» Task brief
Identify every line in the records below that contains the word "color", and copy each of those lines.

---------- Rows

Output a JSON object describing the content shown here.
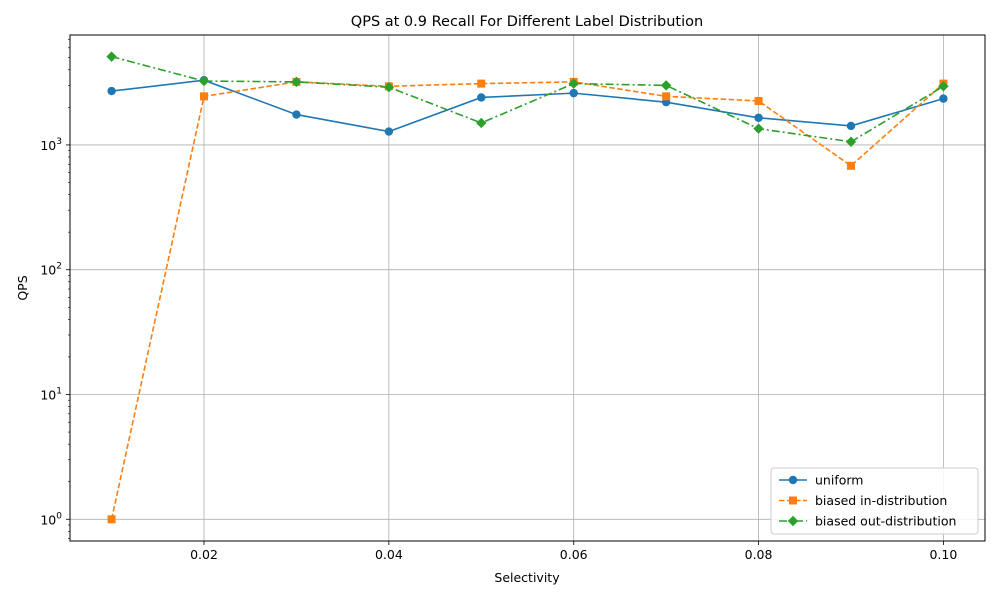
{
  "chart_data": {
    "type": "line",
    "title": "QPS at 0.9 Recall For Different Label Distribution",
    "xlabel": "Selectivity",
    "ylabel": "QPS",
    "yscale": "log",
    "xlim": [
      0.0055,
      0.1045
    ],
    "ylim": [
      0.67,
      7600
    ],
    "grid": true,
    "legend_position": "bottom-right",
    "x": [
      0.01,
      0.02,
      0.03,
      0.04,
      0.05,
      0.06,
      0.07,
      0.08,
      0.09,
      0.1
    ],
    "x_ticks": [
      {
        "value": 0.02,
        "label": "0.02"
      },
      {
        "value": 0.04,
        "label": "0.04"
      },
      {
        "value": 0.06,
        "label": "0.06"
      },
      {
        "value": 0.08,
        "label": "0.08"
      },
      {
        "value": 0.1,
        "label": "0.10"
      }
    ],
    "y_ticks": [
      {
        "value": 1,
        "base": "10",
        "exp": "0"
      },
      {
        "value": 10,
        "base": "10",
        "exp": "1"
      },
      {
        "value": 100,
        "base": "10",
        "exp": "2"
      },
      {
        "value": 1000,
        "base": "10",
        "exp": "3"
      }
    ],
    "series": [
      {
        "name": "uniform",
        "color": "#1f77b4",
        "marker": "circle",
        "dash": "solid",
        "values": [
          2700,
          3300,
          1750,
          1280,
          2400,
          2600,
          2200,
          1650,
          1420,
          2350
        ]
      },
      {
        "name": "biased in-distribution",
        "color": "#ff7f0e",
        "marker": "square",
        "dash": "dashed",
        "values": [
          1,
          2450,
          3200,
          2950,
          3100,
          3200,
          2450,
          2250,
          680,
          3100
        ]
      },
      {
        "name": "biased out-distribution",
        "color": "#2ca02c",
        "marker": "diamond",
        "dash": "dashdot",
        "values": [
          5100,
          3250,
          3200,
          2900,
          1500,
          3100,
          3000,
          1350,
          1060,
          2950
        ]
      }
    ]
  }
}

--------------------

» Full answer
        "color": "#1f77b4",
        "color": "#ff7f0e",
        "color": "#2ca02c",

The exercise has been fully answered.